**TASK INPUT**

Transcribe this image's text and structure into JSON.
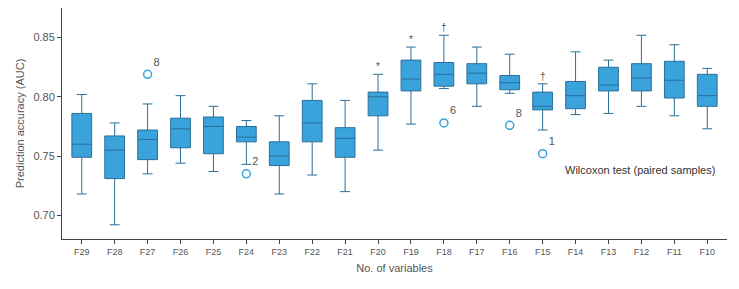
{
  "chart_data": {
    "type": "box",
    "x_label": "No. of variables",
    "y_label": "Prediction accuracy (AUC)",
    "color": "#3aa3dc",
    "categories": [
      "F29",
      "F28",
      "F27",
      "F26",
      "F25",
      "F24",
      "F23",
      "F22",
      "F21",
      "F20",
      "F19",
      "F18",
      "F17",
      "F16",
      "F15",
      "F14",
      "F13",
      "F12",
      "F11",
      "F10"
    ],
    "lower_whisker": [
      0.718,
      0.692,
      0.735,
      0.744,
      0.737,
      0.743,
      0.718,
      0.734,
      0.72,
      0.755,
      0.777,
      0.807,
      0.792,
      0.803,
      0.772,
      0.785,
      0.786,
      0.792,
      0.784,
      0.773
    ],
    "q1": [
      0.749,
      0.731,
      0.747,
      0.757,
      0.752,
      0.762,
      0.742,
      0.762,
      0.749,
      0.784,
      0.805,
      0.809,
      0.811,
      0.806,
      0.789,
      0.79,
      0.805,
      0.805,
      0.799,
      0.792
    ],
    "median": [
      0.76,
      0.755,
      0.764,
      0.773,
      0.775,
      0.766,
      0.75,
      0.778,
      0.765,
      0.8,
      0.815,
      0.819,
      0.82,
      0.812,
      0.792,
      0.801,
      0.81,
      0.816,
      0.814,
      0.801
    ],
    "q3": [
      0.786,
      0.767,
      0.772,
      0.782,
      0.783,
      0.775,
      0.762,
      0.797,
      0.774,
      0.804,
      0.831,
      0.829,
      0.828,
      0.818,
      0.804,
      0.813,
      0.825,
      0.828,
      0.83,
      0.819
    ],
    "upper_whisker": [
      0.802,
      0.778,
      0.794,
      0.801,
      0.792,
      0.78,
      0.784,
      0.811,
      0.797,
      0.819,
      0.842,
      0.852,
      0.842,
      0.836,
      0.811,
      0.838,
      0.831,
      0.852,
      0.844,
      0.824
    ],
    "significance": [
      null,
      null,
      null,
      null,
      null,
      null,
      null,
      null,
      null,
      "*",
      "*",
      "†",
      null,
      null,
      "†",
      null,
      null,
      null,
      null,
      null
    ],
    "outliers": [
      {
        "category": "F27",
        "value": 0.819,
        "label": "8"
      },
      {
        "category": "F24",
        "value": 0.735,
        "label": "2"
      },
      {
        "category": "F18",
        "value": 0.778,
        "label": "6"
      },
      {
        "category": "F16",
        "value": 0.776,
        "label": "8"
      },
      {
        "category": "F15",
        "value": 0.752,
        "label": "1"
      }
    ],
    "annotations": [
      "Wilcoxon test (paired samples)"
    ],
    "ylim": [
      0.68,
      0.875
    ],
    "yticks": [
      {
        "value": 0.7,
        "label": "0.70"
      },
      {
        "value": 0.75,
        "label": "0.75"
      },
      {
        "value": 0.8,
        "label": "0.80"
      },
      {
        "value": 0.85,
        "label": "0.85"
      }
    ],
    "grid": false
  }
}
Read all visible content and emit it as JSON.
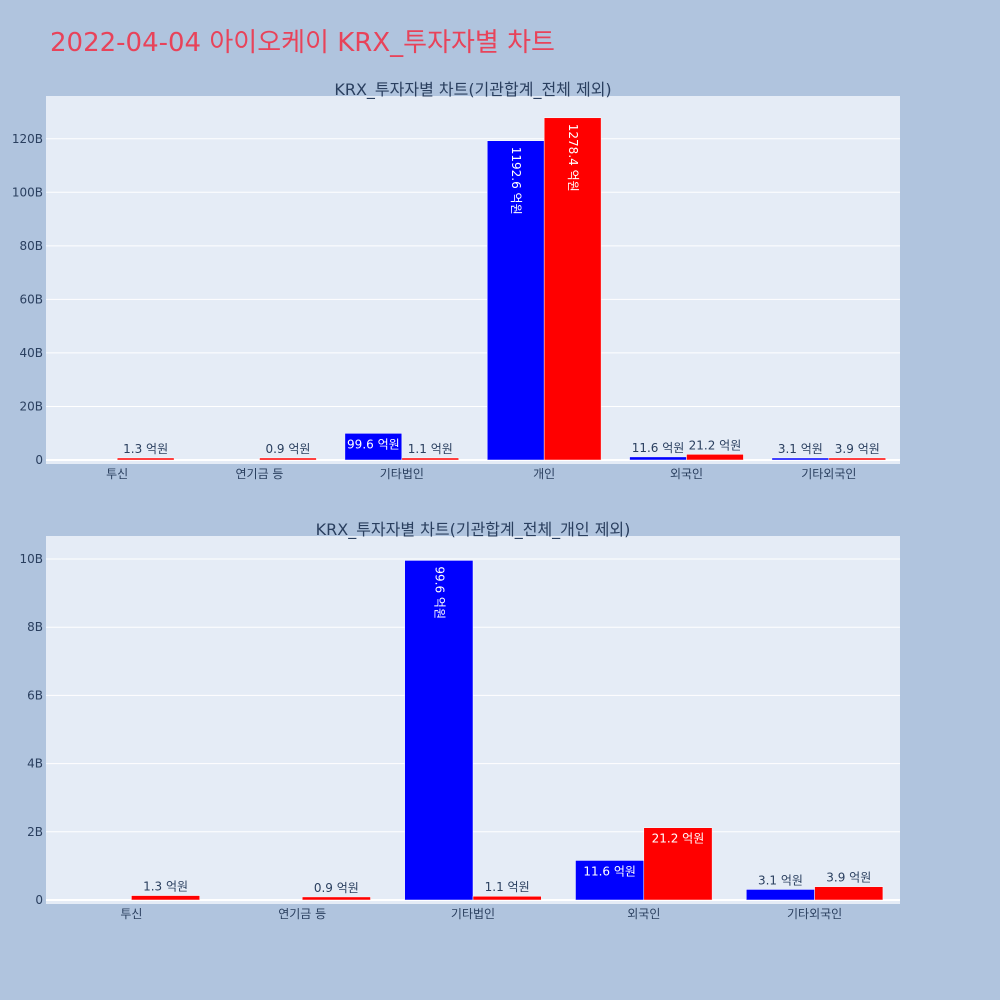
{
  "page": {
    "title": "2022-04-04 아이오케이 KRX_투자자별 차트"
  },
  "chart_data": [
    {
      "type": "bar",
      "title": "KRX_투자자별 차트(기관합계_전체 제외)",
      "categories": [
        "투신",
        "연기금 등",
        "기타법인",
        "개인",
        "외국인",
        "기타외국인"
      ],
      "ylim": [
        0,
        130
      ],
      "yticks": [
        0,
        20,
        40,
        60,
        80,
        100,
        120
      ],
      "ytick_labels": [
        "0",
        "20B",
        "40B",
        "60B",
        "80B",
        "100B",
        "120B"
      ],
      "grid": true,
      "series": [
        {
          "color": "#0000ff",
          "values": [
            0,
            0,
            9.96,
            119.26,
            1.16,
            0.31
          ],
          "labels": [
            "",
            "",
            "99.6 억원",
            "1192.6 억원",
            "11.6 억원",
            "3.1 억원"
          ]
        },
        {
          "color": "#ff0000",
          "values": [
            0.13,
            0.09,
            0.11,
            127.84,
            2.12,
            0.39
          ],
          "labels": [
            "1.3 억원",
            "0.9 억원",
            "1.1 억원",
            "1278.4 억원",
            "21.2 억원",
            "3.9 억원"
          ]
        }
      ]
    },
    {
      "type": "bar",
      "title": "KRX_투자자별 차트(기관합계_전체_개인 제외)",
      "categories": [
        "투신",
        "연기금 등",
        "기타법인",
        "외국인",
        "기타외국인"
      ],
      "ylim": [
        0,
        10.5
      ],
      "yticks": [
        0,
        2,
        4,
        6,
        8,
        10
      ],
      "ytick_labels": [
        "0",
        "2B",
        "4B",
        "6B",
        "8B",
        "10B"
      ],
      "grid": true,
      "series": [
        {
          "color": "#0000ff",
          "values": [
            0,
            0,
            9.96,
            1.16,
            0.31
          ],
          "labels": [
            "",
            "",
            "99.6 억원",
            "11.6 억원",
            "3.1 억원"
          ]
        },
        {
          "color": "#ff0000",
          "values": [
            0.13,
            0.09,
            0.11,
            2.12,
            0.39
          ],
          "labels": [
            "1.3 억원",
            "0.9 억원",
            "1.1 억원",
            "21.2 억원",
            "3.9 억원"
          ]
        }
      ]
    }
  ]
}
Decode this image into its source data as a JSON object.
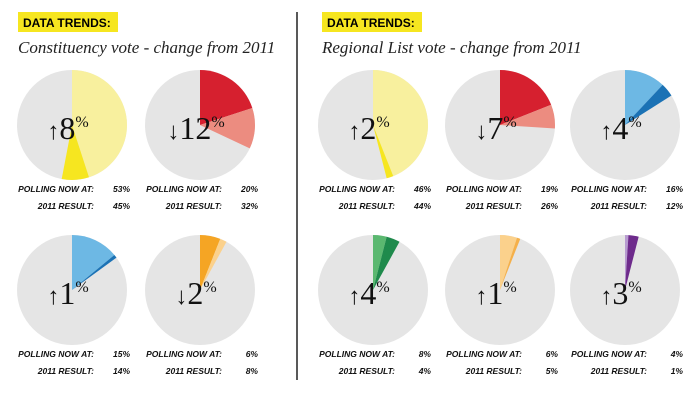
{
  "labels": {
    "polling": "POLLING NOW AT:",
    "result": "2011 RESULT:"
  },
  "panels": [
    {
      "badge": "DATA TRENDS:",
      "title": "Constituency vote - change from 2011",
      "pies": [
        {
          "arrow": "↑",
          "change": 8,
          "unit": "%",
          "polling": 53,
          "polling_label": "53%",
          "result_2011": 45,
          "result_label": "45%",
          "colors": [
            "#f8f09e",
            "#f6e620"
          ]
        },
        {
          "arrow": "↓",
          "change": 12,
          "unit": "%",
          "polling": 20,
          "polling_label": "20%",
          "result_2011": 32,
          "result_label": "32%",
          "colors": [
            "#d6202f",
            "#ec8c80"
          ]
        },
        {
          "arrow": "↑",
          "change": 1,
          "unit": "%",
          "polling": 15,
          "polling_label": "15%",
          "result_2011": 14,
          "result_label": "14%",
          "colors": [
            "#6db8e4",
            "#1b72b5"
          ]
        },
        {
          "arrow": "↓",
          "change": 2,
          "unit": "%",
          "polling": 6,
          "polling_label": "6%",
          "result_2011": 8,
          "result_label": "8%",
          "colors": [
            "#f5a524",
            "#fbd18c"
          ]
        }
      ]
    },
    {
      "badge": "DATA TRENDS:",
      "title": "Regional List vote - change from 2011",
      "pies": [
        {
          "arrow": "↑",
          "change": 2,
          "unit": "%",
          "polling": 46,
          "polling_label": "46%",
          "result_2011": 44,
          "result_label": "44%",
          "colors": [
            "#f8f09e",
            "#f6e620"
          ]
        },
        {
          "arrow": "↓",
          "change": 7,
          "unit": "%",
          "polling": 19,
          "polling_label": "19%",
          "result_2011": 26,
          "result_label": "26%",
          "colors": [
            "#d6202f",
            "#ec8c80"
          ]
        },
        {
          "arrow": "↑",
          "change": 4,
          "unit": "%",
          "polling": 16,
          "polling_label": "16%",
          "result_2011": 12,
          "result_label": "12%",
          "colors": [
            "#6db8e4",
            "#1b72b5"
          ]
        },
        {
          "arrow": "↑",
          "change": 4,
          "unit": "%",
          "polling": 8,
          "polling_label": "8%",
          "result_2011": 4,
          "result_label": "4%",
          "colors": [
            "#5bb870",
            "#1f8a4c"
          ]
        },
        {
          "arrow": "↑",
          "change": 1,
          "unit": "%",
          "polling": 6,
          "polling_label": "6%",
          "result_2011": 5,
          "result_label": "5%",
          "colors": [
            "#fbd18c",
            "#f5b04a"
          ]
        },
        {
          "arrow": "↑",
          "change": 3,
          "unit": "%",
          "polling": 4,
          "polling_label": "4%",
          "result_2011": 1,
          "result_label": "1%",
          "colors": [
            "#b79bd0",
            "#6e2b8c"
          ]
        }
      ]
    }
  ]
}
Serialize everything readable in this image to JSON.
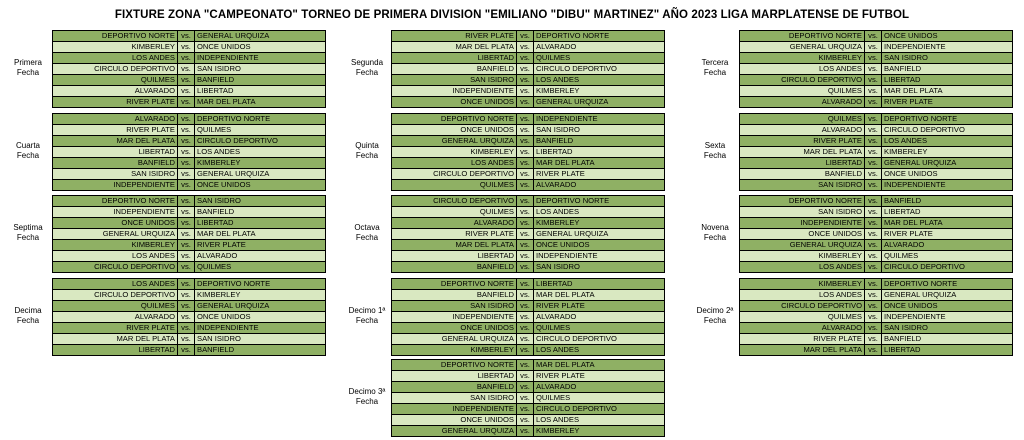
{
  "title": "FIXTURE ZONA \"CAMPEONATO\" TORNEO DE PRIMERA DIVISION \"EMILIANO \"DIBU\" MARTINEZ\" AÑO 2023 LIGA MARPLATENSE DE FUTBOL",
  "vs_label": "vs.",
  "colors": {
    "row_dark": "#8fb064",
    "row_light": "#d9e8c1"
  },
  "fechas": [
    {
      "label_1": "Primera",
      "label_2": "Fecha",
      "matches": [
        {
          "home": "DEPORTIVO NORTE",
          "away": "GENERAL URQUIZA"
        },
        {
          "home": "KIMBERLEY",
          "away": "ONCE UNIDOS"
        },
        {
          "home": "LOS ANDES",
          "away": "INDEPENDIENTE"
        },
        {
          "home": "CIRCULO DEPORTIVO",
          "away": "SAN ISIDRO"
        },
        {
          "home": "QUILMES",
          "away": "BANFIELD"
        },
        {
          "home": "ALVARADO",
          "away": "LIBERTAD"
        },
        {
          "home": "RIVER PLATE",
          "away": "MAR DEL PLATA"
        }
      ]
    },
    {
      "label_1": "Segunda",
      "label_2": "Fecha",
      "matches": [
        {
          "home": "RIVER PLATE",
          "away": "DEPORTIVO NORTE"
        },
        {
          "home": "MAR DEL PLATA",
          "away": "ALVARADO"
        },
        {
          "home": "LIBERTAD",
          "away": "QUILMES"
        },
        {
          "home": "BANFIELD",
          "away": "CIRCULO DEPORTIVO"
        },
        {
          "home": "SAN ISIDRO",
          "away": "LOS ANDES"
        },
        {
          "home": "INDEPENDIENTE",
          "away": "KIMBERLEY"
        },
        {
          "home": "ONCE UNIDOS",
          "away": "GENERAL URQUIZA"
        }
      ]
    },
    {
      "label_1": "Tercera",
      "label_2": "Fecha",
      "matches": [
        {
          "home": "DEPORTIVO NORTE",
          "away": "ONCE UNIDOS"
        },
        {
          "home": "GENERAL URQUIZA",
          "away": "INDEPENDIENTE"
        },
        {
          "home": "KIMBERLEY",
          "away": "SAN ISIDRO"
        },
        {
          "home": "LOS ANDES",
          "away": "BANFIELD"
        },
        {
          "home": "CIRCULO DEPORTIVO",
          "away": "LIBERTAD"
        },
        {
          "home": "QUILMES",
          "away": "MAR DEL PLATA"
        },
        {
          "home": "ALVARADO",
          "away": "RIVER PLATE"
        }
      ]
    },
    {
      "label_1": "Cuarta",
      "label_2": "Fecha",
      "matches": [
        {
          "home": "ALVARADO",
          "away": "DEPORTIVO NORTE"
        },
        {
          "home": "RIVER PLATE",
          "away": "QUILMES"
        },
        {
          "home": "MAR DEL PLATA",
          "away": "CIRCULO DEPORTIVO"
        },
        {
          "home": "LIBERTAD",
          "away": "LOS ANDES"
        },
        {
          "home": "BANFIELD",
          "away": "KIMBERLEY"
        },
        {
          "home": "SAN ISIDRO",
          "away": "GENERAL URQUIZA"
        },
        {
          "home": "INDEPENDIENTE",
          "away": "ONCE UNIDOS"
        }
      ]
    },
    {
      "label_1": "Quinta",
      "label_2": "Fecha",
      "matches": [
        {
          "home": "DEPORTIVO NORTE",
          "away": "INDEPENDIENTE"
        },
        {
          "home": "ONCE UNIDOS",
          "away": "SAN ISIDRO"
        },
        {
          "home": "GENERAL URQUIZA",
          "away": "BANFIELD"
        },
        {
          "home": "KIMBERLEY",
          "away": "LIBERTAD"
        },
        {
          "home": "LOS ANDES",
          "away": "MAR DEL PLATA"
        },
        {
          "home": "CIRCULO DEPORTIVO",
          "away": "RIVER PLATE"
        },
        {
          "home": "QUILMES",
          "away": "ALVARADO"
        }
      ]
    },
    {
      "label_1": "Sexta",
      "label_2": "Fecha",
      "matches": [
        {
          "home": "QUILMES",
          "away": "DEPORTIVO NORTE"
        },
        {
          "home": "ALVARADO",
          "away": "CIRCULO DEPORTIVO"
        },
        {
          "home": "RIVER PLATE",
          "away": "LOS ANDES"
        },
        {
          "home": "MAR DEL PLATA",
          "away": "KIMBERLEY"
        },
        {
          "home": "LIBERTAD",
          "away": "GENERAL URQUIZA"
        },
        {
          "home": "BANFIELD",
          "away": "ONCE UNIDOS"
        },
        {
          "home": "SAN ISIDRO",
          "away": "INDEPENDIENTE"
        }
      ]
    },
    {
      "label_1": "Septima",
      "label_2": "Fecha",
      "matches": [
        {
          "home": "DEPORTIVO NORTE",
          "away": "SAN ISIDRO"
        },
        {
          "home": "INDEPENDIENTE",
          "away": "BANFIELD"
        },
        {
          "home": "ONCE UNIDOS",
          "away": "LIBERTAD"
        },
        {
          "home": "GENERAL URQUIZA",
          "away": "MAR DEL PLATA"
        },
        {
          "home": "KIMBERLEY",
          "away": "RIVER PLATE"
        },
        {
          "home": "LOS ANDES",
          "away": "ALVARADO"
        },
        {
          "home": "CIRCULO DEPORTIVO",
          "away": "QUILMES"
        }
      ]
    },
    {
      "label_1": "Octava",
      "label_2": "Fecha",
      "matches": [
        {
          "home": "CIRCULO DEPORTIVO",
          "away": "DEPORTIVO NORTE"
        },
        {
          "home": "QUILMES",
          "away": "LOS ANDES"
        },
        {
          "home": "ALVARADO",
          "away": "KIMBERLEY"
        },
        {
          "home": "RIVER PLATE",
          "away": "GENERAL URQUIZA"
        },
        {
          "home": "MAR DEL PLATA",
          "away": "ONCE UNIDOS"
        },
        {
          "home": "LIBERTAD",
          "away": "INDEPENDIENTE"
        },
        {
          "home": "BANFIELD",
          "away": "SAN ISIDRO"
        }
      ]
    },
    {
      "label_1": "Novena",
      "label_2": "Fecha",
      "matches": [
        {
          "home": "DEPORTIVO NORTE",
          "away": "BANFIELD"
        },
        {
          "home": "SAN ISIDRO",
          "away": "LIBERTAD"
        },
        {
          "home": "INDEPENDIENTE",
          "away": "MAR DEL PLATA"
        },
        {
          "home": "ONCE UNIDOS",
          "away": "RIVER PLATE"
        },
        {
          "home": "GENERAL URQUIZA",
          "away": "ALVARADO"
        },
        {
          "home": "KIMBERLEY",
          "away": "QUILMES"
        },
        {
          "home": "LOS ANDES",
          "away": "CIRCULO DEPORTIVO"
        }
      ]
    },
    {
      "label_1": "Decima",
      "label_2": "Fecha",
      "matches": [
        {
          "home": "LOS ANDES",
          "away": "DEPORTIVO NORTE"
        },
        {
          "home": "CIRCULO DEPORTIVO",
          "away": "KIMBERLEY"
        },
        {
          "home": "QUILMES",
          "away": "GENERAL URQUIZA"
        },
        {
          "home": "ALVARADO",
          "away": "ONCE UNIDOS"
        },
        {
          "home": "RIVER PLATE",
          "away": "INDEPENDIENTE"
        },
        {
          "home": "MAR DEL PLATA",
          "away": "SAN ISIDRO"
        },
        {
          "home": "LIBERTAD",
          "away": "BANFIELD"
        }
      ]
    },
    {
      "label_1": "Decimo 1ª",
      "label_2": "Fecha",
      "matches": [
        {
          "home": "DEPORTIVO NORTE",
          "away": "LIBERTAD"
        },
        {
          "home": "BANFIELD",
          "away": "MAR DEL PLATA"
        },
        {
          "home": "SAN ISIDRO",
          "away": "RIVER PLATE"
        },
        {
          "home": "INDEPENDIENTE",
          "away": "ALVARADO"
        },
        {
          "home": "ONCE UNIDOS",
          "away": "QUILMES"
        },
        {
          "home": "GENERAL URQUIZA",
          "away": "CIRCULO DEPORTIVO"
        },
        {
          "home": "KIMBERLEY",
          "away": "LOS ANDES"
        }
      ]
    },
    {
      "label_1": "Decimo 2ª",
      "label_2": "Fecha",
      "matches": [
        {
          "home": "KIMBERLEY",
          "away": "DEPORTIVO NORTE"
        },
        {
          "home": "LOS ANDES",
          "away": "GENERAL URQUIZA"
        },
        {
          "home": "CIRCULO DEPORTIVO",
          "away": "ONCE UNIDOS"
        },
        {
          "home": "QUILMES",
          "away": "INDEPENDIENTE"
        },
        {
          "home": "ALVARADO",
          "away": "SAN ISIDRO"
        },
        {
          "home": "RIVER PLATE",
          "away": "BANFIELD"
        },
        {
          "home": "MAR DEL PLATA",
          "away": "LIBERTAD"
        }
      ]
    },
    {
      "label_1": "Decimo 3ª",
      "label_2": "Fecha",
      "matches": [
        {
          "home": "DEPORTIVO NORTE",
          "away": "MAR DEL PLATA"
        },
        {
          "home": "LIBERTAD",
          "away": "RIVER PLATE"
        },
        {
          "home": "BANFIELD",
          "away": "ALVARADO"
        },
        {
          "home": "SAN ISIDRO",
          "away": "QUILMES"
        },
        {
          "home": "INDEPENDIENTE",
          "away": "CIRCULO DEPORTIVO"
        },
        {
          "home": "ONCE UNIDOS",
          "away": "LOS ANDES"
        },
        {
          "home": "GENERAL URQUIZA",
          "away": "KIMBERLEY"
        }
      ]
    }
  ]
}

**WORK REQUIRED**
Where a line above contains the word "JSON", copy that line.

**COMPLETE OUTPUT**
Transcribe this image's text and structure into JSON.
Read all visible content and emit it as JSON.
Decode this image into its source data as a JSON object.
Serialize everything readable in this image to JSON.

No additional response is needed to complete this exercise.